## [What you should do]
Copy out each line of the listing that has the word "title" in it.

##### Given data

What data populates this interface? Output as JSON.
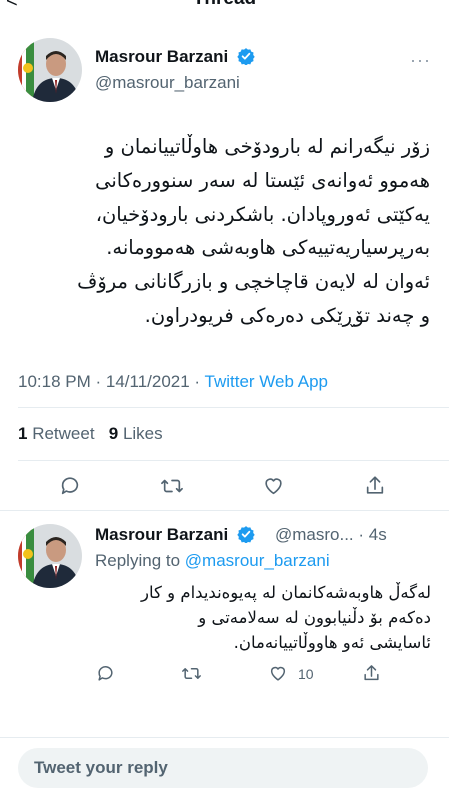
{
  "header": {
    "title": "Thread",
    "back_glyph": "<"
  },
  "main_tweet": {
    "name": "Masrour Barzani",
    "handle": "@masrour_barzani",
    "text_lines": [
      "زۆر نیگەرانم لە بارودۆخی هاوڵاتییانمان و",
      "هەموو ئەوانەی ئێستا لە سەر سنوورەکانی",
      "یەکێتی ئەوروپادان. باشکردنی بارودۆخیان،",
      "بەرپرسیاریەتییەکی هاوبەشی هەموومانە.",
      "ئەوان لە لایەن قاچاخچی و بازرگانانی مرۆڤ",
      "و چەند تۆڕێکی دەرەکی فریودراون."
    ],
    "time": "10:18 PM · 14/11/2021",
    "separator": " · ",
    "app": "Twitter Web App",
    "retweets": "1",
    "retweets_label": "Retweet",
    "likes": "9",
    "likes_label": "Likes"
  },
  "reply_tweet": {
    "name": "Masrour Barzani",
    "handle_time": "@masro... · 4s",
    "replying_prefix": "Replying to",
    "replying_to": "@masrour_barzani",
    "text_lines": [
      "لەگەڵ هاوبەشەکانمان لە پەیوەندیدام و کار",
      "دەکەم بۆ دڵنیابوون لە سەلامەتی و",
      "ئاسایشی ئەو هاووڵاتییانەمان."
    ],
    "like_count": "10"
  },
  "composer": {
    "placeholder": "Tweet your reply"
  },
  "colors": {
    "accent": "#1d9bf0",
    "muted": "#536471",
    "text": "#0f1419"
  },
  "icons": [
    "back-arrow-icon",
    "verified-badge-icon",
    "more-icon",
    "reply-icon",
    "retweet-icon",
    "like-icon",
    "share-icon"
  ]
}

##########
##### Given data

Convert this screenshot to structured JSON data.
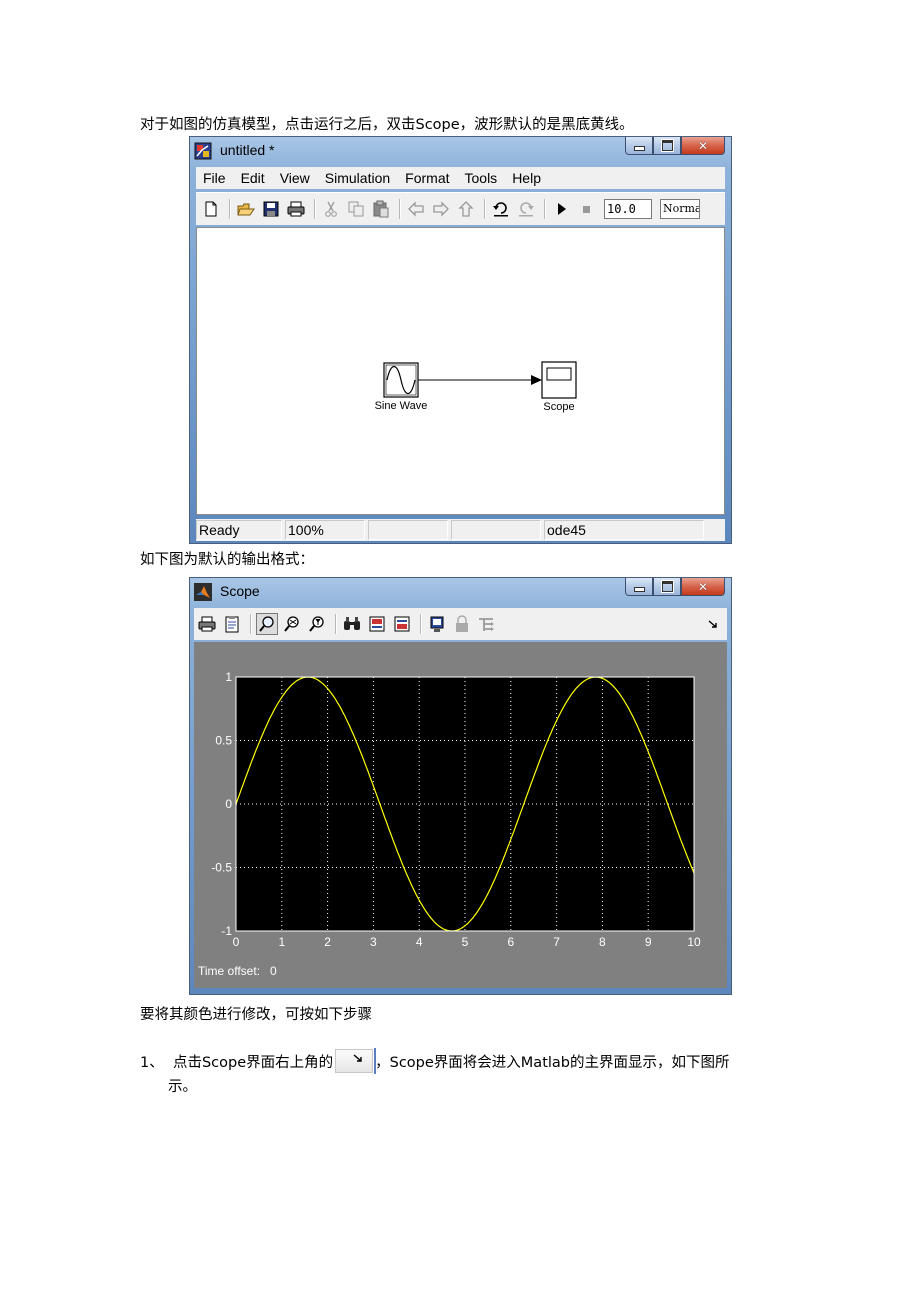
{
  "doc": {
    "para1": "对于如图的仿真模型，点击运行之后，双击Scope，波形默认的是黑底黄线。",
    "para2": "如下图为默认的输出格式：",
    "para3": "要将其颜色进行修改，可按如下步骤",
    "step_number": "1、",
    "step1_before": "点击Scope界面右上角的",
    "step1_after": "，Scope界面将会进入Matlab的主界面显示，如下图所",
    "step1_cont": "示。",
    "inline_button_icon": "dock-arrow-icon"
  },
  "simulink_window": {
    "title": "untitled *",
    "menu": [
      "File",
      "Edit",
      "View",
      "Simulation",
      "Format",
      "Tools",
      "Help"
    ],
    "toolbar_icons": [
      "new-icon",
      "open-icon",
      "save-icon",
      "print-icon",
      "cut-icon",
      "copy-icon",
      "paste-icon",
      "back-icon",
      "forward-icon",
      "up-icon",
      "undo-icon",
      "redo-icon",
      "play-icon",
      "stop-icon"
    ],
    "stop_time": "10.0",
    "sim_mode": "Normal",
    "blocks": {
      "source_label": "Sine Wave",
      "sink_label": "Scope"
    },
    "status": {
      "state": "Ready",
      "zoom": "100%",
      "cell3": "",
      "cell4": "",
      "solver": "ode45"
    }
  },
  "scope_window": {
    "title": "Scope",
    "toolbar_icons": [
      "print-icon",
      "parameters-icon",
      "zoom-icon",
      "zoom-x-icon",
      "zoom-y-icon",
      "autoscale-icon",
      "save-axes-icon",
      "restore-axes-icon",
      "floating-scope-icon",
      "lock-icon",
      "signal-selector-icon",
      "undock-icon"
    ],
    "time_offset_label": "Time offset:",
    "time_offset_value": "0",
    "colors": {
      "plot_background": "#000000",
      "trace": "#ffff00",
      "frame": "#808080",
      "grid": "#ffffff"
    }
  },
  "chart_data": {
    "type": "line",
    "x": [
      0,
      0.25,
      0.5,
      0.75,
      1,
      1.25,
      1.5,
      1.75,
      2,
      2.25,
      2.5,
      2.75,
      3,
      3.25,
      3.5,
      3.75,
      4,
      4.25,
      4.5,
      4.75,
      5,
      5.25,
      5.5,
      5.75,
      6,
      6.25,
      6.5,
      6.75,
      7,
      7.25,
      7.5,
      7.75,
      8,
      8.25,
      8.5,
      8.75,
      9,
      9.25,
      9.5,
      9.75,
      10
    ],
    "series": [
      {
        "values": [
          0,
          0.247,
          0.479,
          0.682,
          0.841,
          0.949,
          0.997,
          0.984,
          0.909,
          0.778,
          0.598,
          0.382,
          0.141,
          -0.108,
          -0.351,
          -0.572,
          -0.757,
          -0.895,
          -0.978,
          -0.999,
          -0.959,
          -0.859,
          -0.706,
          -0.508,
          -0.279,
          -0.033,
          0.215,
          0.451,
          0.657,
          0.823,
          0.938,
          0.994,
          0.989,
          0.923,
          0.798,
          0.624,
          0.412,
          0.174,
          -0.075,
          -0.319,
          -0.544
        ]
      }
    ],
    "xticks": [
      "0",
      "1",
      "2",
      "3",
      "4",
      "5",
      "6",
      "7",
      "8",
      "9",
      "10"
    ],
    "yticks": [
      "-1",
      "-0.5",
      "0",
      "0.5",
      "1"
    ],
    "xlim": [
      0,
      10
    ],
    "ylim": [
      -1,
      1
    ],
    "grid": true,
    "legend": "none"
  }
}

##########

## [Full solution]
    "title": "Thread",
    "title": "untitled *",
    "title": "Scope",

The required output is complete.